Datos de ubicación de los elementos
* * *
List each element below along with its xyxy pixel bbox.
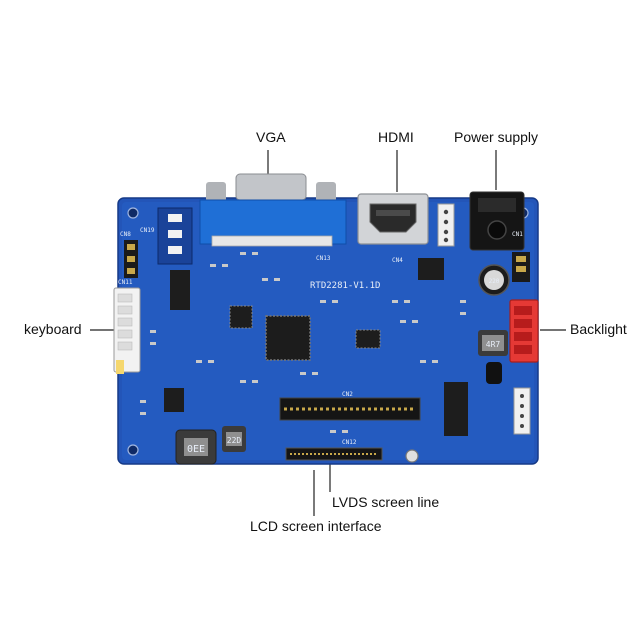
- mounting-hole: [127, 207, 139, 219]
- connector-mark-cn1: CN1: [512, 231, 523, 238]
- right-pin-header: [513, 387, 531, 435]
- connector-mark-cn8: CN8: [120, 231, 131, 238]
- cn19-header: [124, 240, 138, 278]
- ic-chip: [170, 270, 190, 310]
- cn2-header: [279, 397, 421, 421]
- vga-standoff: [206, 182, 226, 202]
- inductor-22d: 22D: [222, 426, 246, 452]
- svg-text:220: 220: [489, 278, 500, 285]
- hdmi-port: [369, 203, 417, 233]
- vga-label: VGA: [256, 129, 286, 145]
- lcd-screen-interface-label: LCD screen interface: [250, 518, 382, 534]
- connector-mark-cn2: CN2: [342, 391, 353, 398]
- ic-chip: [444, 382, 468, 436]
- lvds-connector: [285, 447, 383, 461]
- vga-standoff: [316, 182, 336, 202]
- transistor: [486, 362, 502, 384]
- vga-connector: [199, 173, 347, 247]
- vga-pin-row: [211, 235, 333, 247]
- inductor-22d-label: 22D: [227, 436, 242, 445]
- inductor-0ee-label: 0EE: [187, 444, 205, 455]
- inductor-4r7: 4R7: [478, 330, 508, 356]
- keyboard-header: [113, 287, 141, 374]
- keyboard-label: keyboard: [24, 321, 82, 337]
- inductor-0ee: 0EE: [175, 429, 217, 465]
- power-supply-label: Power supply: [454, 129, 539, 145]
- connector-mark-cn19: CN19: [140, 227, 155, 234]
- lvds-screen-line-label: LVDS screen line: [332, 494, 440, 510]
- smd-components: [140, 252, 466, 433]
- inductor-4r7-label: 4R7: [486, 340, 501, 349]
- backlight-connector: [509, 299, 539, 363]
- electrolytic-capacitor: 220: [478, 264, 510, 296]
- connector-mark-cn13: CN13: [316, 255, 331, 262]
- connector-mark-cn4: CN4: [392, 257, 403, 264]
- hdmi-connector: [357, 193, 429, 245]
- power-supply-jack: [469, 191, 525, 251]
- cn4-header: [437, 203, 455, 247]
- cn3-header: [512, 252, 530, 282]
- main-chip: [265, 315, 311, 361]
- mounting-hole: [405, 449, 419, 463]
- connector-mark-cn11: CN11: [118, 279, 133, 286]
- cn8-connector: [157, 207, 193, 265]
- board-model-marking: RTD2281-V1.1D: [310, 281, 380, 291]
- ic-chip: [418, 258, 444, 280]
- backlight-label: Backlight: [570, 321, 627, 337]
- hdmi-label: HDMI: [378, 129, 414, 145]
- ic-chip: [229, 305, 253, 329]
- ic-chip: [164, 388, 184, 412]
- mounting-hole: [127, 444, 139, 456]
- ic-chip: [355, 329, 381, 349]
- vga-metal-shell: [235, 173, 307, 201]
- connector-mark-cn12: CN12: [342, 439, 357, 446]
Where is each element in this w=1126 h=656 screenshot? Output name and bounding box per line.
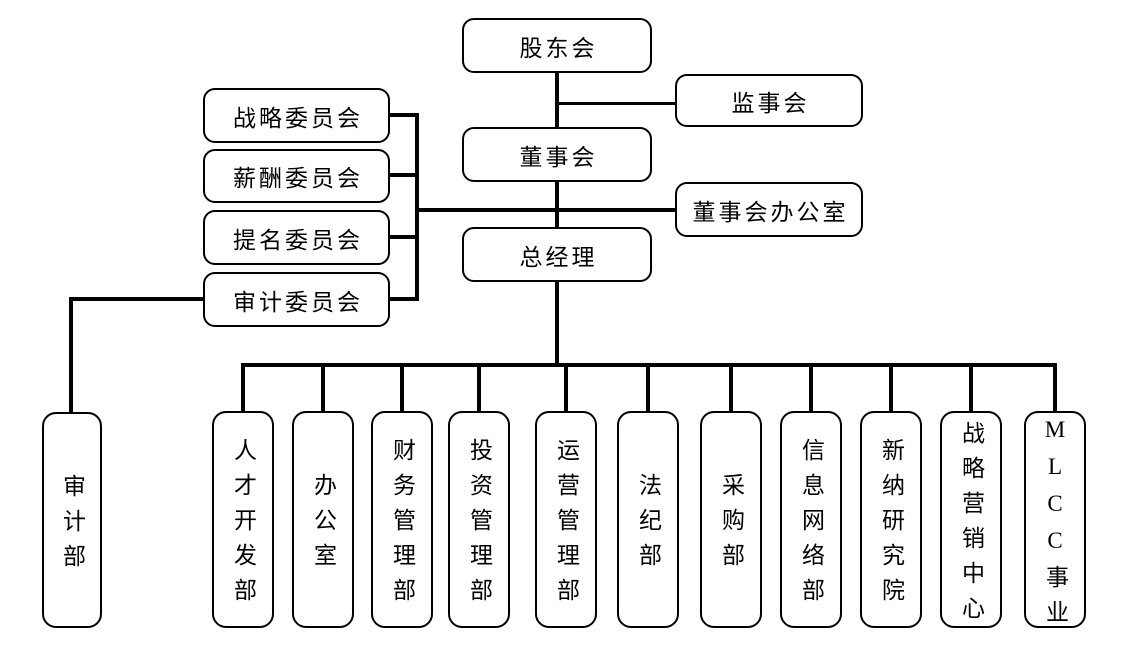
* * *
▸ **Consigna**
Convierte en una tabla Markdown las líneas que empiezan en la que contiene "- mounting-hole: [127, 207, 139, 219]" y terminan en la que contiene "- inductor-22d: 22D: [222, 426, 246, 452]", ambas incluidas, sin las líneas en blanco. Usa dos columnas: "N.º", con el número de fila, y "Línea del registro", con la línea.

▸ **Respuesta a continuación**
| N.º | Línea del registro |
|---|---|
| 1 | - mounting-hole: [127, 207, 139, 219] |
| 2 | - connector-mark-cn1: CN1: [512, 231, 523, 238] |
| 3 | - right-pin-header: [513, 387, 531, 435] |
| 4 | - connector-mark-cn8: CN8: [120, 231, 131, 238] |
| 5 | - cn19-header: [124, 240, 138, 278] |
| 6 | - ic-chip: [170, 270, 190, 310] |
| 7 | - cn2-header: [279, 397, 421, 421] |
| 8 | - vga-standoff: [206, 182, 226, 202] |
| 9 | - inductor-22d: 22D: [222, 426, 246, 452] |